[Extracted data entries]
Start
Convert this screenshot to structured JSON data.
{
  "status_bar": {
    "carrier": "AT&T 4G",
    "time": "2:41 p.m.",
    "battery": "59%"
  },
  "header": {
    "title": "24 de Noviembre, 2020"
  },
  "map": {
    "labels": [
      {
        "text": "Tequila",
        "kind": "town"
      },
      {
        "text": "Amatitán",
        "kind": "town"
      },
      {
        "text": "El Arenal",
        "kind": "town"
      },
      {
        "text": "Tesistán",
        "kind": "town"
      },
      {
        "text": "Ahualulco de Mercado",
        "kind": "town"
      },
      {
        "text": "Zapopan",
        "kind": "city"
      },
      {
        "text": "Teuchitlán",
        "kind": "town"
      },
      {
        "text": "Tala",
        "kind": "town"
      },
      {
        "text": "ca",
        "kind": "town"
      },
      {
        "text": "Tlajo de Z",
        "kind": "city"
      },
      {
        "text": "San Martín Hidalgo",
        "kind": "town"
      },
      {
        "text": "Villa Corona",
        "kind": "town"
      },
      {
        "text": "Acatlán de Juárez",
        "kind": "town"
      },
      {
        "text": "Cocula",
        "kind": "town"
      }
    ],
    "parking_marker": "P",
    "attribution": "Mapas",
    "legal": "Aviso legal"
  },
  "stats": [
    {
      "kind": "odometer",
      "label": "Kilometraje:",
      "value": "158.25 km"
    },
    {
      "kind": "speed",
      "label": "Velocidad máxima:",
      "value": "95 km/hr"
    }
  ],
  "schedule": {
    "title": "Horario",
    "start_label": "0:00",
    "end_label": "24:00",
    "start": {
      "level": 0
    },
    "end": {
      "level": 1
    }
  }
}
End
Start
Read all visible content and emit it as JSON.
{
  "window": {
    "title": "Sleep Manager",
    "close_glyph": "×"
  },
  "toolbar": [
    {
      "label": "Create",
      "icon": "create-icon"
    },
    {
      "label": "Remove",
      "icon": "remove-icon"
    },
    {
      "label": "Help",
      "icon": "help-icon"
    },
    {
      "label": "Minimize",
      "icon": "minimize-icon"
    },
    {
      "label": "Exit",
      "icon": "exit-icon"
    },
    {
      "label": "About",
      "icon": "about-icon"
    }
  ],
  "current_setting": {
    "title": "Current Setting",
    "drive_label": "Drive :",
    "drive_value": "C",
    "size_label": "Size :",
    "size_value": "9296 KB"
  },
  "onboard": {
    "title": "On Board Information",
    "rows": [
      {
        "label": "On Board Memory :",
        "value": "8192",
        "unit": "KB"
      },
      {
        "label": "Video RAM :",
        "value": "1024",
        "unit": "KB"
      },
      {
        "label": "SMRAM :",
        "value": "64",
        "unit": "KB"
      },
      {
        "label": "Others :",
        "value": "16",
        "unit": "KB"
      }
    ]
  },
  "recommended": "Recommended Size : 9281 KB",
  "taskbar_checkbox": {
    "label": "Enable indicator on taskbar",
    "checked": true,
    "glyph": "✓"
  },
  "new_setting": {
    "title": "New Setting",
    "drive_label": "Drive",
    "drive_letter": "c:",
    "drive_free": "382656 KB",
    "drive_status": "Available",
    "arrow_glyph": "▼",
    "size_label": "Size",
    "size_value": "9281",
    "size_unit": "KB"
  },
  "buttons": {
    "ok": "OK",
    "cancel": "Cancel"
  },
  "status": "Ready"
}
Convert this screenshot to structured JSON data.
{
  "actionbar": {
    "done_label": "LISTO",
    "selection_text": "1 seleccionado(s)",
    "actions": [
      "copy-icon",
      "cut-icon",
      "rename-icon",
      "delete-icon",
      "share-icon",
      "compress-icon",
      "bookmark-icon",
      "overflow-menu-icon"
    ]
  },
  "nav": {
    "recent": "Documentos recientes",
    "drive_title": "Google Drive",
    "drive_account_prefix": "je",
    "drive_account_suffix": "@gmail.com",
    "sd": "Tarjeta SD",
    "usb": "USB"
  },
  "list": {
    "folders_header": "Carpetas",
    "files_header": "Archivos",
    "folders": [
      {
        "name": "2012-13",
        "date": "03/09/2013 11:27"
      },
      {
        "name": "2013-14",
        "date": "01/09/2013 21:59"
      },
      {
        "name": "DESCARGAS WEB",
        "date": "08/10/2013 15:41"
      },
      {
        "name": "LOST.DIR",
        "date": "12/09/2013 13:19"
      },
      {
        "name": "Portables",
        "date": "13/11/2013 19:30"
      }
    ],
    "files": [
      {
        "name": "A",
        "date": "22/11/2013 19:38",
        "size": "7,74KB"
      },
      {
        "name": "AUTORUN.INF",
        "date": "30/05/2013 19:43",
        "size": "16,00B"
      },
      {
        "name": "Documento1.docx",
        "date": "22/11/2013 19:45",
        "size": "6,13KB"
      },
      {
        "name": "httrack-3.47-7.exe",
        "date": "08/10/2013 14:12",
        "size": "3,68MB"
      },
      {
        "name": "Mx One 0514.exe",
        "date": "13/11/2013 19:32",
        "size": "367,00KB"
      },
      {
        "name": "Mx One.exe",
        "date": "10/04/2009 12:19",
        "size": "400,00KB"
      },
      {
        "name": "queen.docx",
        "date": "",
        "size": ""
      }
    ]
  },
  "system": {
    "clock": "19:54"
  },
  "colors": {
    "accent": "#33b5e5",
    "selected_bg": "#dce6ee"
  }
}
End
Aim: Select every line in the records above that contains the word "docx".

Reply:
        "name": "Documento1.docx",
        "name": "queen.docx",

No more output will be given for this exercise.